Task objective -
Gather every line that includes the word "цены", please.

===== Information provided

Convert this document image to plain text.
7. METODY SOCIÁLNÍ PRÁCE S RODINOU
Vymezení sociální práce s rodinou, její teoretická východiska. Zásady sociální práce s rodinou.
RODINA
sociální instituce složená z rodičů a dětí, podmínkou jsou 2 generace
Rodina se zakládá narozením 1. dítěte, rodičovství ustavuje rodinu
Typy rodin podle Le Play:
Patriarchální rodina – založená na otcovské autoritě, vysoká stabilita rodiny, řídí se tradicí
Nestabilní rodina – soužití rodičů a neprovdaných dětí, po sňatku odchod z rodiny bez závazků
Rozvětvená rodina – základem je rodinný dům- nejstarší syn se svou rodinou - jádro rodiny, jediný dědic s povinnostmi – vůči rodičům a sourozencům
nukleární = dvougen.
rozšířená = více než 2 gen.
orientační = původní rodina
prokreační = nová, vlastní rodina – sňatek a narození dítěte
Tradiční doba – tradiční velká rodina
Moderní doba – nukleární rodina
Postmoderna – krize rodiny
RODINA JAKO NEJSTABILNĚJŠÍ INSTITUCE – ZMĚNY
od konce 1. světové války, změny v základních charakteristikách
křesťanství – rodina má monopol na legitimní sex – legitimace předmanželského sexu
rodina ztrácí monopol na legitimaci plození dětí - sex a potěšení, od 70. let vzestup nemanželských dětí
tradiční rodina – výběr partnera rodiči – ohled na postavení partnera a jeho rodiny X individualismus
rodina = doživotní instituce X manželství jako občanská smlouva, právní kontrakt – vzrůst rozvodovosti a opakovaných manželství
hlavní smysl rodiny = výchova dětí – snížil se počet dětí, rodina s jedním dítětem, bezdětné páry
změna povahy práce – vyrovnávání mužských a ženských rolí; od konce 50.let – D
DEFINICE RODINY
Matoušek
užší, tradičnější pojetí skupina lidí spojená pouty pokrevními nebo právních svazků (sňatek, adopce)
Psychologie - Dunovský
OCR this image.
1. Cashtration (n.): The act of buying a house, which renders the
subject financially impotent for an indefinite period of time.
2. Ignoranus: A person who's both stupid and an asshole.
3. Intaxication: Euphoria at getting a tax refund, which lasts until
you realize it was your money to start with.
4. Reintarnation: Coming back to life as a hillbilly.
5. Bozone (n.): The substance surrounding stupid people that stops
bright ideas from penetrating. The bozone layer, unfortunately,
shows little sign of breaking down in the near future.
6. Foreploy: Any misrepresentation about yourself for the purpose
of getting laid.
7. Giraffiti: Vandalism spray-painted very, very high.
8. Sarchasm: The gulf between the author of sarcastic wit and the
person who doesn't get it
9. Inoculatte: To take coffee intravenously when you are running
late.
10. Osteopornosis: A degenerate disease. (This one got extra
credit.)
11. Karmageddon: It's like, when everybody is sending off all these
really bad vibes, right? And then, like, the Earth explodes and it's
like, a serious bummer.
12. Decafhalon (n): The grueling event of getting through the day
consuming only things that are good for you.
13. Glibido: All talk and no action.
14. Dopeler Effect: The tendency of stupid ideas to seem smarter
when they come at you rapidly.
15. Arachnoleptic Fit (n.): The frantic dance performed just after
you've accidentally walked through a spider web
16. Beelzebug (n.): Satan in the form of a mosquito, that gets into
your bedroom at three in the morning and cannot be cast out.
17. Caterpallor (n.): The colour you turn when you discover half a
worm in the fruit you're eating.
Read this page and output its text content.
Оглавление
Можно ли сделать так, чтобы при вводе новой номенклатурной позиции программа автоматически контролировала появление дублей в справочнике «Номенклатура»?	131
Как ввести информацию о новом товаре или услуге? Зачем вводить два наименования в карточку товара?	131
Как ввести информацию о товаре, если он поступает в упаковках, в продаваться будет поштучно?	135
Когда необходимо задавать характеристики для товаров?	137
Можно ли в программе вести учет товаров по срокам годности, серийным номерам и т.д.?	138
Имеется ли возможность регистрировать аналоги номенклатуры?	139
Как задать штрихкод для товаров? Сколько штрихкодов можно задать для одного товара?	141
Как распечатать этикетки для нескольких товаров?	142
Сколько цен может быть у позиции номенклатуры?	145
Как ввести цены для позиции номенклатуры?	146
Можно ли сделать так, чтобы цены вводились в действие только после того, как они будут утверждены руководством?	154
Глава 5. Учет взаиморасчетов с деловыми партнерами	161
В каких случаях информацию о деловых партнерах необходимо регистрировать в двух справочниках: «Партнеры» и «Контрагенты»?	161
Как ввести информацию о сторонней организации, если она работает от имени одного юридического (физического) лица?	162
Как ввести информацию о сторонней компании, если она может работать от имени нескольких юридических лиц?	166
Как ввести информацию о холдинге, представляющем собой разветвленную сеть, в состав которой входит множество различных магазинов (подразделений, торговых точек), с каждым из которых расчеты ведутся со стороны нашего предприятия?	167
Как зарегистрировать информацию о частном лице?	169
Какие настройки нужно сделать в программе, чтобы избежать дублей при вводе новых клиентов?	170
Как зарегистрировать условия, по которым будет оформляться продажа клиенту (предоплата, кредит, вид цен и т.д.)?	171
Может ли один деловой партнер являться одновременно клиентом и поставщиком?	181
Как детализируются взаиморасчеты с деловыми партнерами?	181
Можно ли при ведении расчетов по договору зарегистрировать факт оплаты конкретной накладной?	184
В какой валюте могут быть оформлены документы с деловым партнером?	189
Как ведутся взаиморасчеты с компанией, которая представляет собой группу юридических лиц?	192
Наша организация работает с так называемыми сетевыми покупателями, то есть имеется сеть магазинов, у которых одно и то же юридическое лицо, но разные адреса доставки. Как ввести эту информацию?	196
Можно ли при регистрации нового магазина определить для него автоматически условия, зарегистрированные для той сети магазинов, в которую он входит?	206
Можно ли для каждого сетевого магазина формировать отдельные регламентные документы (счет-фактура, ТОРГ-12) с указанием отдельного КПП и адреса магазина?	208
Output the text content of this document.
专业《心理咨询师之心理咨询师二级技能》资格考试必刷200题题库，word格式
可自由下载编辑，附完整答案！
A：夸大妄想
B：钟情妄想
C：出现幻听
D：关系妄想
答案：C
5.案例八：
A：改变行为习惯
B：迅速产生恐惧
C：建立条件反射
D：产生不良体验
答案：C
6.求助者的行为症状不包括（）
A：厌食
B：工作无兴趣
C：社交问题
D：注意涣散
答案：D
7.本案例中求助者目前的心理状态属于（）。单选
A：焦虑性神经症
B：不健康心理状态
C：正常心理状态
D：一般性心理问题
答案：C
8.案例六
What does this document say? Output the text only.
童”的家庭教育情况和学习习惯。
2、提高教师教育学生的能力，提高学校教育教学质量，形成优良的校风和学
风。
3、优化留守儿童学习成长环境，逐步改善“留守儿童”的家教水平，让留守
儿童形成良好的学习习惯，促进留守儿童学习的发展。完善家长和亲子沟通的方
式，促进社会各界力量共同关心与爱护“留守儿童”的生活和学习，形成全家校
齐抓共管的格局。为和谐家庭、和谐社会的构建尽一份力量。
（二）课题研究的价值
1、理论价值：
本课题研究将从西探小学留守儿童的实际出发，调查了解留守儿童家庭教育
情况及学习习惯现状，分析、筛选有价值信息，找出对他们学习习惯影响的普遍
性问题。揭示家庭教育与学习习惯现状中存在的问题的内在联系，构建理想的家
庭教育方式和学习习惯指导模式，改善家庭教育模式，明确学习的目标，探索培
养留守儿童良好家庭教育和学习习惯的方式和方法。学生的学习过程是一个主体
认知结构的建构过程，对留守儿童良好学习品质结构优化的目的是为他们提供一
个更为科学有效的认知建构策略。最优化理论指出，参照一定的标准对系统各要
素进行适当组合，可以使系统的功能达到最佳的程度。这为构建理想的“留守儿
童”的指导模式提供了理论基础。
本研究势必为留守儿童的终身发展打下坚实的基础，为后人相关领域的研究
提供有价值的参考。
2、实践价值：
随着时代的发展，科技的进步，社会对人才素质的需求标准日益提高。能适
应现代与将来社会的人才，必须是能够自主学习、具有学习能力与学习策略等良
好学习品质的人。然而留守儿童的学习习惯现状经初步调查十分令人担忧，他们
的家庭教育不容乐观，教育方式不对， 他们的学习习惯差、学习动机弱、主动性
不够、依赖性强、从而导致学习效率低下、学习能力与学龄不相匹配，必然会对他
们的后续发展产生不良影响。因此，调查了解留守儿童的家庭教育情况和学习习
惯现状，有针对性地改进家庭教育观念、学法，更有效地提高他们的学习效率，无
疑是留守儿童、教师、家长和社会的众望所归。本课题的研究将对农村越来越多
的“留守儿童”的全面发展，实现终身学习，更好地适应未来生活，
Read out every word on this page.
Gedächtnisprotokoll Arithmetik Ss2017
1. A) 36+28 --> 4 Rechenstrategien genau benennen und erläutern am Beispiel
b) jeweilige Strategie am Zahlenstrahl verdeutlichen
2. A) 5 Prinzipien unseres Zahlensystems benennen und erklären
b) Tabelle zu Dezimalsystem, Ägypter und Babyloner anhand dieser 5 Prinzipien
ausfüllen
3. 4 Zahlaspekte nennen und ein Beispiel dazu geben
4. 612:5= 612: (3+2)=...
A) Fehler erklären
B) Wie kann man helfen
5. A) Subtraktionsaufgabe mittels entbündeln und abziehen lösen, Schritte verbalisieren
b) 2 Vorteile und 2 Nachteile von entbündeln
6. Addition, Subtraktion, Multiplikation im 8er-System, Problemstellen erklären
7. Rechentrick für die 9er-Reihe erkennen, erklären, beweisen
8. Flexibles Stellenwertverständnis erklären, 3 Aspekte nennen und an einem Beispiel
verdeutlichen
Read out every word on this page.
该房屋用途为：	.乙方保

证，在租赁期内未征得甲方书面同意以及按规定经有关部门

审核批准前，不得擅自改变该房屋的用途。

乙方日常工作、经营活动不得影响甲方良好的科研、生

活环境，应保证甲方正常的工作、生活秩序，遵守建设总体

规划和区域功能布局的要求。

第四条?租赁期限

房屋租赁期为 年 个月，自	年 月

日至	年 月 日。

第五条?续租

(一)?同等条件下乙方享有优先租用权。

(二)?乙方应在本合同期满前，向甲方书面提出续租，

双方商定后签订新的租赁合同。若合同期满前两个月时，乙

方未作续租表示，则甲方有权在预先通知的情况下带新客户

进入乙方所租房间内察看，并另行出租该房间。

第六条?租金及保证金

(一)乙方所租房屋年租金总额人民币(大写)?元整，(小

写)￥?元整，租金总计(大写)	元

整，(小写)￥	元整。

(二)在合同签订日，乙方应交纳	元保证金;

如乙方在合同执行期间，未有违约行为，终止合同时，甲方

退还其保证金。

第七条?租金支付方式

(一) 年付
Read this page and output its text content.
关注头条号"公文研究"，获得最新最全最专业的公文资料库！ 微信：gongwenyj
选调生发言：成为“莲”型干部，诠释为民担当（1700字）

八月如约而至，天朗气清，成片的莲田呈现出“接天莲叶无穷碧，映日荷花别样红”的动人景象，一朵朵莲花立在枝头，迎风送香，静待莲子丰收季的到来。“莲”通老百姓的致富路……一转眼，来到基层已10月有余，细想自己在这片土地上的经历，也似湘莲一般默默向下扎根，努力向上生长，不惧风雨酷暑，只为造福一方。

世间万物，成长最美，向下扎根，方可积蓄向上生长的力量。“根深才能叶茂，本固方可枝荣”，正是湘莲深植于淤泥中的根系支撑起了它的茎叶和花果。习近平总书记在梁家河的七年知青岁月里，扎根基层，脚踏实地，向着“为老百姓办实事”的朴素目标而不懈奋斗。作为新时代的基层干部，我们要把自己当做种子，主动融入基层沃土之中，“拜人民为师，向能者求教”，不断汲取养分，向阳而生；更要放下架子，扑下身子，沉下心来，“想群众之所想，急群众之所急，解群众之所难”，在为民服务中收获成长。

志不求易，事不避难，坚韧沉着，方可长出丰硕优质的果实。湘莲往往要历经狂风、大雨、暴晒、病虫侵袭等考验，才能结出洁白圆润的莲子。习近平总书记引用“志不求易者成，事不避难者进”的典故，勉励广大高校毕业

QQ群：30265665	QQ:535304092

==========

Output below -
Как ввести цены для позиции номенклатуры?	146
Можно ли сделать так, чтобы цены вводились в действие только после того, как они будут утверждены руководством?	154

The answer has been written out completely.